## begin Data to process

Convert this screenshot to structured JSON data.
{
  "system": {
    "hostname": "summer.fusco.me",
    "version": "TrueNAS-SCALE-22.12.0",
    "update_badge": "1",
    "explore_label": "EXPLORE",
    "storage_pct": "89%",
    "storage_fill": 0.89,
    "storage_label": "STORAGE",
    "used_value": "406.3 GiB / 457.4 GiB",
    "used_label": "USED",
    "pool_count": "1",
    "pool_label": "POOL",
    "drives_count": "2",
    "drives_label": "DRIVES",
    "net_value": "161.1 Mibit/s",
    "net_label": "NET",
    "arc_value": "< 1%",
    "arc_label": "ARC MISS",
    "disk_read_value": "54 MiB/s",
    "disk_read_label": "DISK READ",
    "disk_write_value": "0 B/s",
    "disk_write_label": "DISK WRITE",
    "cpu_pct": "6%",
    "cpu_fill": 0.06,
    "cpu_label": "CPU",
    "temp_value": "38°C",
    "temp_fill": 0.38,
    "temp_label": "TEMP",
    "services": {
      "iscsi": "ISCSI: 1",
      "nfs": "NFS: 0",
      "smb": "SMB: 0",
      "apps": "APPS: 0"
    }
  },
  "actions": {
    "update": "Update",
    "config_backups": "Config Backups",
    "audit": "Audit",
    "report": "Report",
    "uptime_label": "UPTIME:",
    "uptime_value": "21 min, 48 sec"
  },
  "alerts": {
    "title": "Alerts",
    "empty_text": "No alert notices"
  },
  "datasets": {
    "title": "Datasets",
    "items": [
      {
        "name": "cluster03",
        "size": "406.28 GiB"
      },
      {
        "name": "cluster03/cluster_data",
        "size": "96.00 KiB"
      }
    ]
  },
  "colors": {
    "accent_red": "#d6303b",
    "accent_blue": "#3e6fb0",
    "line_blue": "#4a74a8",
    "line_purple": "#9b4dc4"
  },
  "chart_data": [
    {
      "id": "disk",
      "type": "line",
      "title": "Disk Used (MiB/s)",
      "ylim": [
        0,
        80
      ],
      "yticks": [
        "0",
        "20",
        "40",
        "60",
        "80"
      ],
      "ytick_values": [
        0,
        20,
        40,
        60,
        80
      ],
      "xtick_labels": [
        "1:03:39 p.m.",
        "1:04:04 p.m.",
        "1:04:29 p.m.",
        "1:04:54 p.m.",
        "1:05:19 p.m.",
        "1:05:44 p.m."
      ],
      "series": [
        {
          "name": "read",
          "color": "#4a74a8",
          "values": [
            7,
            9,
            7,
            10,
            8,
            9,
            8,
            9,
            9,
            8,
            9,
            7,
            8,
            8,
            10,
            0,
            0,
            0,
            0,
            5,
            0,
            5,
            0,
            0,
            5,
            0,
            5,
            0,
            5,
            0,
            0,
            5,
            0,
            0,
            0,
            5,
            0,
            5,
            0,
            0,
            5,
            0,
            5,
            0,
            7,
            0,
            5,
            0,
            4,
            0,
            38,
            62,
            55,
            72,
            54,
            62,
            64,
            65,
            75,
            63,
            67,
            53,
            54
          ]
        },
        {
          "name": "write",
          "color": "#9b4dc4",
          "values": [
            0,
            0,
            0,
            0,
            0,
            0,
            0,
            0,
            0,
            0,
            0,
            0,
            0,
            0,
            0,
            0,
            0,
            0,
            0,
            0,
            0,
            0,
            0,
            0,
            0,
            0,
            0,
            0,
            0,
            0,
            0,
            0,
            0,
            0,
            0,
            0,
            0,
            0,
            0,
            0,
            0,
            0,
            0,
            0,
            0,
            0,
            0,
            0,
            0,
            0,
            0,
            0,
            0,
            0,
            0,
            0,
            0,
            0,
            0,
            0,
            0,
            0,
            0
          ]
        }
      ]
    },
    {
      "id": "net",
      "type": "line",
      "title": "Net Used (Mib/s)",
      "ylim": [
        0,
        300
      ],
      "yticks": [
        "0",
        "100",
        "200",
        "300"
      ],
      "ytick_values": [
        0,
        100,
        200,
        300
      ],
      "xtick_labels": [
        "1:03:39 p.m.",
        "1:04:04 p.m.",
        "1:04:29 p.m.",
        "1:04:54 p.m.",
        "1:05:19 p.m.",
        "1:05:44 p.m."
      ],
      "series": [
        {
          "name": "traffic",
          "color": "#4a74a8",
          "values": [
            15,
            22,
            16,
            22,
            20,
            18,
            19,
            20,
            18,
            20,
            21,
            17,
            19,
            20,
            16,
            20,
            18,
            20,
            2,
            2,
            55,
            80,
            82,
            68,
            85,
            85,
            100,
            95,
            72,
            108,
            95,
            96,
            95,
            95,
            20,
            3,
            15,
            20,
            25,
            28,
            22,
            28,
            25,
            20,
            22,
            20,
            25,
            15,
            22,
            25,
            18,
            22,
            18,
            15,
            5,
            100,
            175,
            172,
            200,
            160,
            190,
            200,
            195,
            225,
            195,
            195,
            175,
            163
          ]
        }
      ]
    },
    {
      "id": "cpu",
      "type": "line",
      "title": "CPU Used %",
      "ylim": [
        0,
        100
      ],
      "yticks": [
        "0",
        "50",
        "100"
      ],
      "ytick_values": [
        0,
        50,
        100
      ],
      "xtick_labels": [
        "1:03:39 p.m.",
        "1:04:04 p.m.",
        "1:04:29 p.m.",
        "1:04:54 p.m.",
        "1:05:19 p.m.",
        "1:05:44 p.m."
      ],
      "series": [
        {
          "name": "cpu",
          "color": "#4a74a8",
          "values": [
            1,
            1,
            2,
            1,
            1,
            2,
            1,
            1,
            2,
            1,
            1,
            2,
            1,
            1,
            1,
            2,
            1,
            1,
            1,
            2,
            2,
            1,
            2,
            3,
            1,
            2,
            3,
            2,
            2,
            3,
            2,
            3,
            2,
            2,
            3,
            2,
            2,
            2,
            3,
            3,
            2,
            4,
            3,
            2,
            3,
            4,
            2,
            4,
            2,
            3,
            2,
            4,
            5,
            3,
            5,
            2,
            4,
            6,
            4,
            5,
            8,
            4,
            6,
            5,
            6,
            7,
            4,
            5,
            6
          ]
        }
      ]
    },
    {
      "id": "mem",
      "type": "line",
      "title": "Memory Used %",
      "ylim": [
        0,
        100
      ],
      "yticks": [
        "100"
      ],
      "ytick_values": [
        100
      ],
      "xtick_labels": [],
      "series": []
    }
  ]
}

## end Data to process

Given problem =
Copy all the lines, exactly.

Exercise answer =
Convert this screenshot to structured JSON data.
{
  "system": {
    "hostname": "summer.fusco.me",
    "version": "TrueNAS-SCALE-22.12.0",
    "update_badge": "1",
    "explore_label": "EXPLORE",
    "storage_pct": "89%",
    "storage_fill": 0.89,
    "storage_label": "STORAGE",
    "used_value": "406.3 GiB / 457.4 GiB",
    "used_label": "USED",
    "pool_count": "1",
    "pool_label": "POOL",
    "drives_count": "2",
    "drives_label": "DRIVES",
    "net_value": "161.1 Mibit/s",
    "net_label": "NET",
    "arc_value": "< 1%",
    "arc_label": "ARC MISS",
    "disk_read_value": "54 MiB/s",
    "disk_read_label": "DISK READ",
    "disk_write_value": "0 B/s",
    "disk_write_label": "DISK WRITE",
    "cpu_pct": "6%",
    "cpu_fill": 0.06,
    "cpu_label": "CPU",
    "temp_value": "38°C",
    "temp_fill": 0.38,
    "temp_label": "TEMP",
    "services": {
      "iscsi": "ISCSI: 1",
      "nfs": "NFS: 0",
      "smb": "SMB: 0",
      "apps": "APPS: 0"
    }
  },
  "actions": {
    "update": "Update",
    "config_backups": "Config Backups",
    "audit": "Audit",
    "report": "Report",
    "uptime_label": "UPTIME:",
    "uptime_value": "21 min, 48 sec"
  },
  "alerts": {
    "title": "Alerts",
    "empty_text": "No alert notices"
  },
  "datasets": {
    "title": "Datasets",
    "items": [
      {
        "name": "cluster03",
        "size": "406.28 GiB"
      },
      {
        "name": "cluster03/cluster_data",
        "size": "96.00 KiB"
      }
    ]
  },
  "colors": {
    "accent_red": "#d6303b",
    "accent_blue": "#3e6fb0",
    "line_blue": "#4a74a8",
    "line_purple": "#9b4dc4"
  },
  "chart_data": [
    {
      "id": "disk",
      "type": "line",
      "title": "Disk Used (MiB/s)",
      "ylim": [
        0,
        80
      ],
      "yticks": [
        "0",
        "20",
        "40",
        "60",
        "80"
      ],
      "ytick_values": [
        0,
        20,
        40,
        60,
        80
      ],
      "xtick_labels": [
        "1:03:39 p.m.",
        "1:04:04 p.m.",
        "1:04:29 p.m.",
        "1:04:54 p.m.",
        "1:05:19 p.m.",
        "1:05:44 p.m."
      ],
      "series": [
        {
          "name": "read",
          "color": "#4a74a8",
          "values": [
            7,
            9,
            7,
            10,
            8,
            9,
            8,
            9,
            9,
            8,
            9,
            7,
            8,
            8,
            10,
            0,
            0,
            0,
            0,
            5,
            0,
            5,
            0,
            0,
            5,
            0,
            5,
            0,
            5,
            0,
            0,
            5,
            0,
            0,
            0,
            5,
            0,
            5,
            0,
            0,
            5,
            0,
            5,
            0,
            7,
            0,
            5,
            0,
            4,
            0,
            38,
            62,
            55,
            72,
            54,
            62,
            64,
            65,
            75,
            63,
            67,
            53,
            54
          ]
        },
        {
          "name": "write",
          "color": "#9b4dc4",
          "values": [
            0,
            0,
            0,
            0,
            0,
            0,
            0,
            0,
            0,
            0,
            0,
            0,
            0,
            0,
            0,
            0,
            0,
            0,
            0,
            0,
            0,
            0,
            0,
            0,
            0,
            0,
            0,
            0,
            0,
            0,
            0,
            0,
            0,
            0,
            0,
            0,
            0,
            0,
            0,
            0,
            0,
            0,
            0,
            0,
            0,
            0,
            0,
            0,
            0,
            0,
            0,
            0,
            0,
            0,
            0,
            0,
            0,
            0,
            0,
            0,
            0,
            0,
            0
          ]
        }
      ]
    },
    {
      "id": "net",
      "type": "line",
      "title": "Net Used (Mib/s)",
      "ylim": [
        0,
        300
      ],
      "yticks": [
        "0",
        "100",
        "200",
        "300"
      ],
      "ytick_values": [
        0,
        100,
        200,
        300
      ],
      "xtick_labels": [
        "1:03:39 p.m.",
        "1:04:04 p.m.",
        "1:04:29 p.m.",
        "1:04:54 p.m.",
        "1:05:19 p.m.",
        "1:05:44 p.m."
      ],
      "series": [
        {
          "name": "traffic",
          "color": "#4a74a8",
          "values": [
            15,
            22,
            16,
            22,
            20,
            18,
            19,
            20,
            18,
            20,
            21,
            17,
            19,
            20,
            16,
            20,
            18,
            20,
            2,
            2,
            55,
            80,
            82,
            68,
            85,
            85,
            100,
            95,
            72,
            108,
            95,
            96,
            95,
            95,
            20,
            3,
            15,
            20,
            25,
            28,
            22,
            28,
            25,
            20,
            22,
            20,
            25,
            15,
            22,
            25,
            18,
            22,
            18,
            15,
            5,
            100,
            175,
            172,
            200,
            160,
            190,
            200,
            195,
            225,
            195,
            195,
            175,
            163
          ]
        }
      ]
    },
    {
      "id": "cpu",
      "type": "line",
      "title": "CPU Used %",
      "ylim": [
        0,
        100
      ],
      "yticks": [
        "0",
        "50",
        "100"
      ],
      "ytick_values": [
        0,
        50,
        100
      ],
      "xtick_labels": [
        "1:03:39 p.m.",
        "1:04:04 p.m.",
        "1:04:29 p.m.",
        "1:04:54 p.m.",
        "1:05:19 p.m.",
        "1:05:44 p.m."
      ],
      "series": [
        {
          "name": "cpu",
          "color": "#4a74a8",
          "values": [
            1,
            1,
            2,
            1,
            1,
            2,
            1,
            1,
            2,
            1,
            1,
            2,
            1,
            1,
            1,
            2,
            1,
            1,
            1,
            2,
            2,
            1,
            2,
            3,
            1,
            2,
            3,
            2,
            2,
            3,
            2,
            3,
            2,
            2,
            3,
            2,
            2,
            2,
            3,
            3,
            2,
            4,
            3,
            2,
            3,
            4,
            2,
            4,
            2,
            3,
            2,
            4,
            5,
            3,
            5,
            2,
            4,
            6,
            4,
            5,
            8,
            4,
            6,
            5,
            6,
            7,
            4,
            5,
            6
          ]
        }
      ]
    },
    {
      "id": "mem",
      "type": "line",
      "title": "Memory Used %",
      "ylim": [
        0,
        100
      ],
      "yticks": [
        "100"
      ],
      "ytick_values": [
        100
      ],
      "xtick_labels": [],
      "series": []
    }
  ]
}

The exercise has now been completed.